EXERCISE DETAILS:
Please give the listing again in its entirety, exactly as written.

ENTRIES SUPPLIED:
## start

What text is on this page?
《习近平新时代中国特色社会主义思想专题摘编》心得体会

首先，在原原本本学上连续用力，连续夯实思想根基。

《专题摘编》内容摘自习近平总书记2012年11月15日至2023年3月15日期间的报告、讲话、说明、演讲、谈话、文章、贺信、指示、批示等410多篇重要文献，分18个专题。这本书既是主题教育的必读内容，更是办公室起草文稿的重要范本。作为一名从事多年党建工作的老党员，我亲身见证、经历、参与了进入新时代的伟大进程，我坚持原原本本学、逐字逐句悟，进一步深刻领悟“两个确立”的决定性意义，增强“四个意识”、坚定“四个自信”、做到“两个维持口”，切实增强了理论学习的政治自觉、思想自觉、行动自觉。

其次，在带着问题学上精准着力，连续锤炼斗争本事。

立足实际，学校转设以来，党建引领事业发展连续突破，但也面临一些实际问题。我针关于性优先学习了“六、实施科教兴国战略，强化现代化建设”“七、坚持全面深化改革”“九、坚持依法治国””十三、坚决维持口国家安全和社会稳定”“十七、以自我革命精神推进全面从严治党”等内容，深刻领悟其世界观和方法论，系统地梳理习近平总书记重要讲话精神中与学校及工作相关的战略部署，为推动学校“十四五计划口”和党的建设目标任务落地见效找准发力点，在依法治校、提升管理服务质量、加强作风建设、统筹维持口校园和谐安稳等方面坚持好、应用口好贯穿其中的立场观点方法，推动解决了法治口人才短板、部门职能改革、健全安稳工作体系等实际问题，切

## end

SOLUTION FOR THIS EXERCISE:
What text is on this page?
《习近平新时代中国特色社会主义思想专题摘编》心得体会

首先，在原原本本学上连续用力，连续夯实思想根基。

《专题摘编》内容摘自习近平总书记2012年11月15日至2023年3月15日期间的报告、讲话、说明、演讲、谈话、文章、贺信、指示、批示等410多篇重要文献，分18个专题。这本书既是主题教育的必读内容，更是办公室起草文稿的重要范本。作为一名从事多年党建工作的老党员，我亲身见证、经历、参与了进入新时代的伟大进程，我坚持原原本本学、逐字逐句悟，进一步深刻领悟“两个确立”的决定性意义，增强“四个意识”、坚定“四个自信”、做到“两个维持口”，切实增强了理论学习的政治自觉、思想自觉、行动自觉。

其次，在带着问题学上精准着力，连续锤炼斗争本事。

立足实际，学校转设以来，党建引领事业发展连续突破，但也面临一些实际问题。我针关于性优先学习了“六、实施科教兴国战略，强化现代化建设”“七、坚持全面深化改革”“九、坚持依法治国””十三、坚决维持口国家安全和社会稳定”“十七、以自我革命精神推进全面从严治党”等内容，深刻领悟其世界观和方法论，系统地梳理习近平总书记重要讲话精神中与学校及工作相关的战略部署，为推动学校“十四五计划口”和党的建设目标任务落地见效找准发力点，在依法治校、提升管理服务质量、加强作风建设、统筹维持口校园和谐安稳等方面坚持好、应用口好贯穿其中的立场观点方法，推动解决了法治口人才短板、部门职能改革、健全安稳工作体系等实际问题，切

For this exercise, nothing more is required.